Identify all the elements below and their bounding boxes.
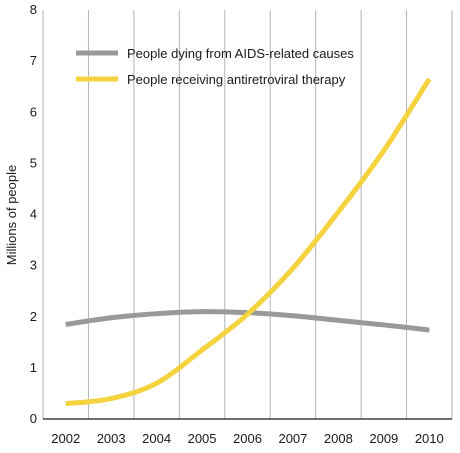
x-tick-label: 2005 (188, 431, 217, 446)
legend-label: People dying from AIDS-related causes (127, 46, 354, 61)
y-tick-label: 5 (30, 155, 37, 170)
y-axis-title: Millions of people (4, 165, 19, 265)
legend-label: People receiving antiretroviral therapy (127, 72, 346, 87)
y-tick-label: 8 (30, 2, 37, 17)
y-tick-label: 3 (30, 258, 37, 273)
x-tick-label: 2008 (324, 431, 353, 446)
x-tick-label: 2007 (278, 431, 307, 446)
x-tick-label: 2006 (233, 431, 262, 446)
x-tick-label: 2004 (142, 431, 171, 446)
x-tick-label: 2003 (97, 431, 126, 446)
y-tick-label: 7 (30, 53, 37, 68)
axes: 0 1 2 3 4 5 6 7 8 2002 2003 2004 2005 2006 2007 2008 200… (30, 2, 452, 446)
x-tick-label: 2009 (369, 431, 398, 446)
legend: People dying from AIDS-related causes Peo… (76, 46, 354, 87)
y-tick-label: 2 (30, 309, 37, 324)
y-tick-label: 0 (30, 411, 37, 426)
series-line-2 (65, 77, 432, 407)
y-tick-label: 6 (30, 104, 37, 119)
y-tick-label: 1 (30, 360, 37, 375)
series-lines (65, 77, 432, 407)
x-tick-label: 2002 (51, 431, 80, 446)
y-tick-label: 4 (30, 207, 37, 222)
x-tick-label: 2010 (415, 431, 444, 446)
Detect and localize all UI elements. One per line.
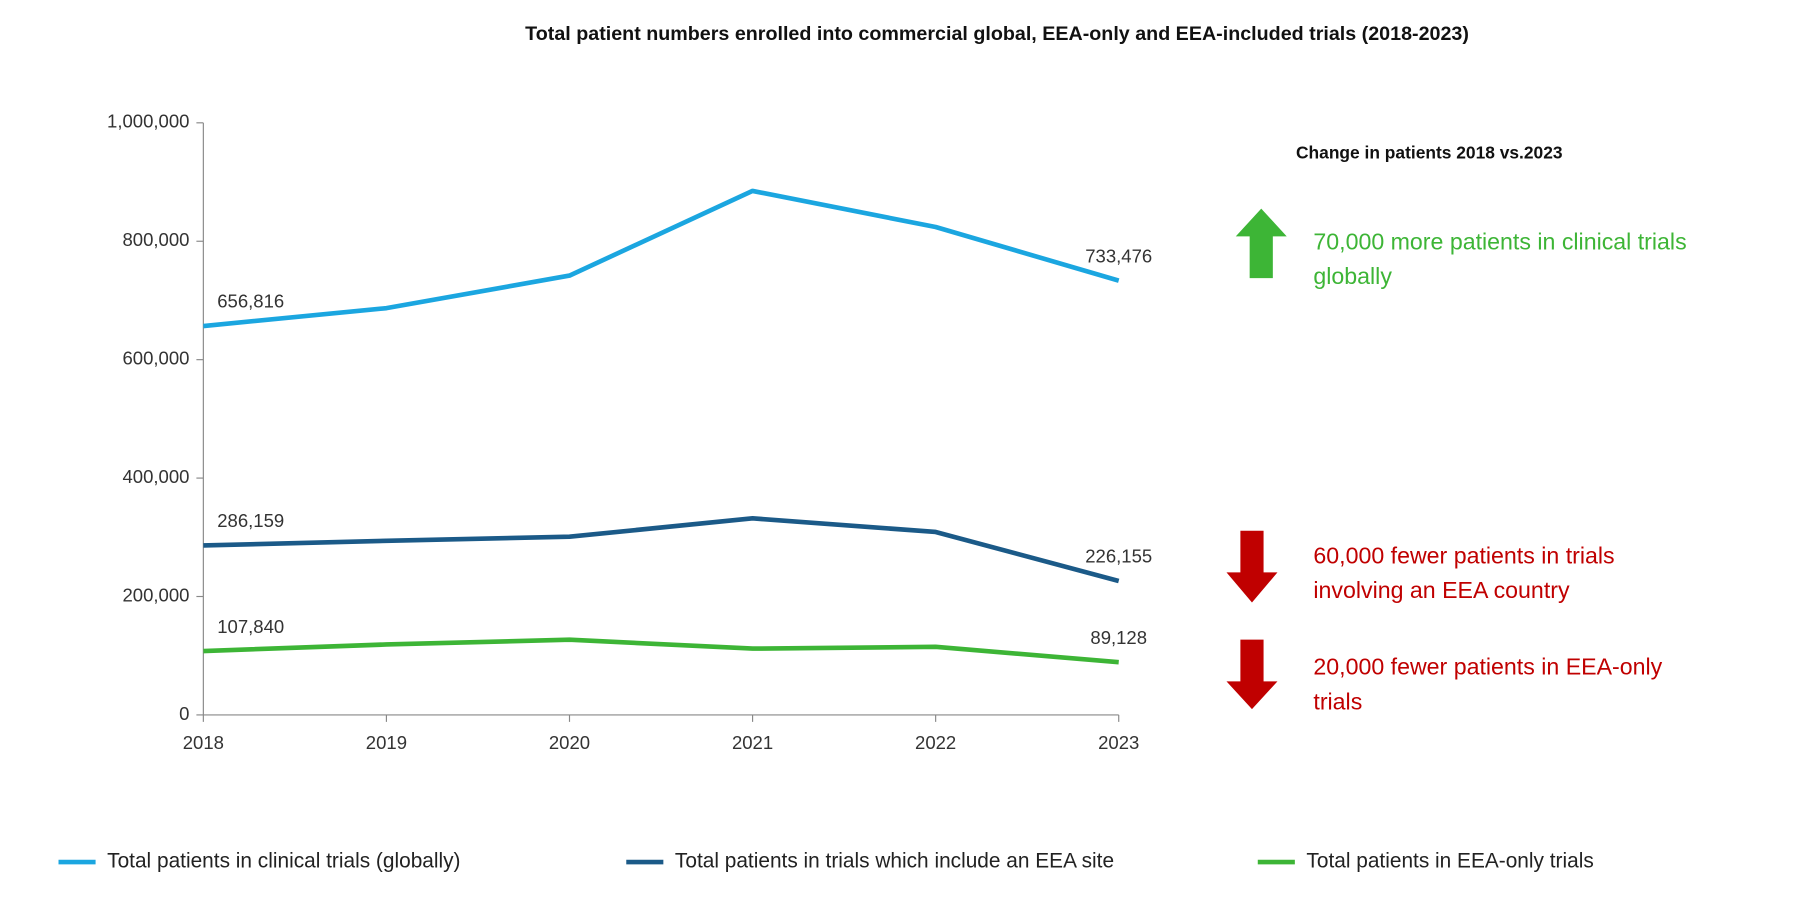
data-label: 107,840	[217, 616, 284, 637]
y-tick-label: 400,000	[123, 466, 190, 487]
y-tick-label: 800,000	[123, 229, 190, 250]
series-line	[203, 516, 1120, 584]
annotation-text: globally	[1313, 263, 1392, 289]
up-arrow	[1235, 208, 1287, 279]
y-tick-label: 1,000,000	[107, 111, 189, 132]
x-tick-label: 2020	[549, 732, 590, 753]
annotation-text: 60,000 fewer patients in trials	[1313, 542, 1614, 568]
series-line	[203, 188, 1120, 329]
y-tick-label: 0	[179, 703, 189, 724]
annotation-text: involving an EEA country	[1313, 577, 1570, 603]
y-tick-label: 600,000	[123, 348, 190, 369]
x-tick-label: 2018	[183, 732, 224, 753]
annotation-text: 20,000 fewer patients in EEA-only	[1313, 654, 1662, 680]
data-label: 656,816	[217, 291, 284, 312]
down-arrow	[1226, 530, 1278, 603]
data-label: 733,476	[1085, 245, 1152, 266]
annotation-text: 70,000 more patients in clinical trials	[1313, 228, 1686, 254]
data-label: 89,128	[1090, 627, 1147, 648]
annotation-text: trials	[1313, 688, 1362, 714]
x-tick-label: 2023	[1098, 732, 1139, 753]
x-tick-label: 2019	[366, 732, 407, 753]
annotation-title: Change in patients 2018 vs.2023	[1296, 143, 1563, 163]
series-line	[203, 637, 1119, 665]
down-arrow	[1226, 639, 1278, 710]
chart-title: Total patient numbers enrolled into comm…	[525, 23, 1469, 45]
y-tick-label: 200,000	[123, 584, 190, 605]
legend-label: Total patients in trials which include a…	[675, 850, 1114, 873]
x-tick-label: 2021	[732, 732, 773, 753]
x-tick-label: 2022	[915, 732, 956, 753]
legend-label: Total patients in clinical trials (globa…	[107, 850, 460, 873]
legend-label: Total patients in EEA-only trials	[1306, 850, 1593, 873]
data-label: 226,155	[1085, 546, 1152, 567]
data-label: 286,159	[217, 510, 284, 531]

| WHAT THE TASK REQUIRES |
Output the data exactly as it appears. The pictures do not belong in it.

| OUTPUT OF THE EXERCISE |
Identify all the elements below and their bounding boxes.
x-tick-label: 2005 (188, 431, 217, 446)
legend-label: People dying from AIDS-related causes (127, 46, 354, 61)
y-tick-label: 5 (30, 155, 37, 170)
y-axis-title: Millions of people (4, 165, 19, 265)
legend-label: People receiving antiretroviral therapy (127, 72, 346, 87)
y-tick-label: 8 (30, 2, 37, 17)
y-tick-label: 3 (30, 258, 37, 273)
x-tick-label: 2008 (324, 431, 353, 446)
x-tick-label: 2007 (278, 431, 307, 446)
x-tick-label: 2006 (233, 431, 262, 446)
x-tick-label: 2004 (142, 431, 171, 446)
x-tick-label: 2003 (97, 431, 126, 446)
y-tick-label: 7 (30, 53, 37, 68)
axes: 0 1 2 3 4 5 6 7 8 2002 2003 2004 2005 2006 2007 2008 200… (30, 2, 452, 446)
x-tick-label: 2009 (369, 431, 398, 446)
legend: People dying from AIDS-related causes Peo… (76, 46, 354, 87)
y-tick-label: 2 (30, 309, 37, 324)
y-tick-label: 0 (30, 411, 37, 426)
series-line-2 (65, 77, 432, 407)
y-tick-label: 6 (30, 104, 37, 119)
y-tick-label: 1 (30, 360, 37, 375)
series-lines (65, 77, 432, 407)
x-tick-label: 2002 (51, 431, 80, 446)
y-tick-label: 4 (30, 207, 37, 222)
x-tick-label: 2010 (415, 431, 444, 446)
Detect and localize all UI elements. One per line.
data-label: 107,840	[217, 616, 284, 637]
y-tick-label: 400,000	[123, 466, 190, 487]
y-tick-label: 800,000	[123, 229, 190, 250]
series-line	[203, 516, 1120, 584]
annotation-text: globally	[1313, 263, 1392, 289]
up-arrow	[1235, 208, 1287, 279]
y-tick-label: 1,000,000	[107, 111, 189, 132]
x-tick-label: 2020	[549, 732, 590, 753]
annotation-text: 60,000 fewer patients in trials	[1313, 542, 1614, 568]
series-line	[203, 188, 1120, 329]
y-tick-label: 0	[179, 703, 189, 724]
annotation-text: involving an EEA country	[1313, 577, 1570, 603]
y-tick-label: 600,000	[123, 348, 190, 369]
x-tick-label: 2018	[183, 732, 224, 753]
annotation-text: 20,000 fewer patients in EEA-only	[1313, 654, 1662, 680]
data-label: 656,816	[217, 291, 284, 312]
down-arrow	[1226, 530, 1278, 603]
data-label: 733,476	[1085, 245, 1152, 266]
annotation-text: 70,000 more patients in clinical trials	[1313, 228, 1686, 254]
data-label: 89,128	[1090, 627, 1147, 648]
annotation-text: trials	[1313, 688, 1362, 714]
x-tick-label: 2023	[1098, 732, 1139, 753]
x-tick-label: 2019	[366, 732, 407, 753]
annotation-title: Change in patients 2018 vs.2023	[1296, 143, 1563, 163]
series-line	[203, 637, 1119, 665]
down-arrow	[1226, 639, 1278, 710]
chart-title: Total patient numbers enrolled into comm…	[525, 23, 1469, 45]
y-tick-label: 200,000	[123, 584, 190, 605]
legend-label: Total patients in trials which include a…	[675, 850, 1114, 873]
x-tick-label: 2021	[732, 732, 773, 753]
x-tick-label: 2022	[915, 732, 956, 753]
legend-label: Total patients in clinical trials (globa…	[107, 850, 460, 873]
legend-label: Total patients in EEA-only trials	[1306, 850, 1593, 873]
data-label: 226,155	[1085, 546, 1152, 567]
data-label: 286,159	[217, 510, 284, 531]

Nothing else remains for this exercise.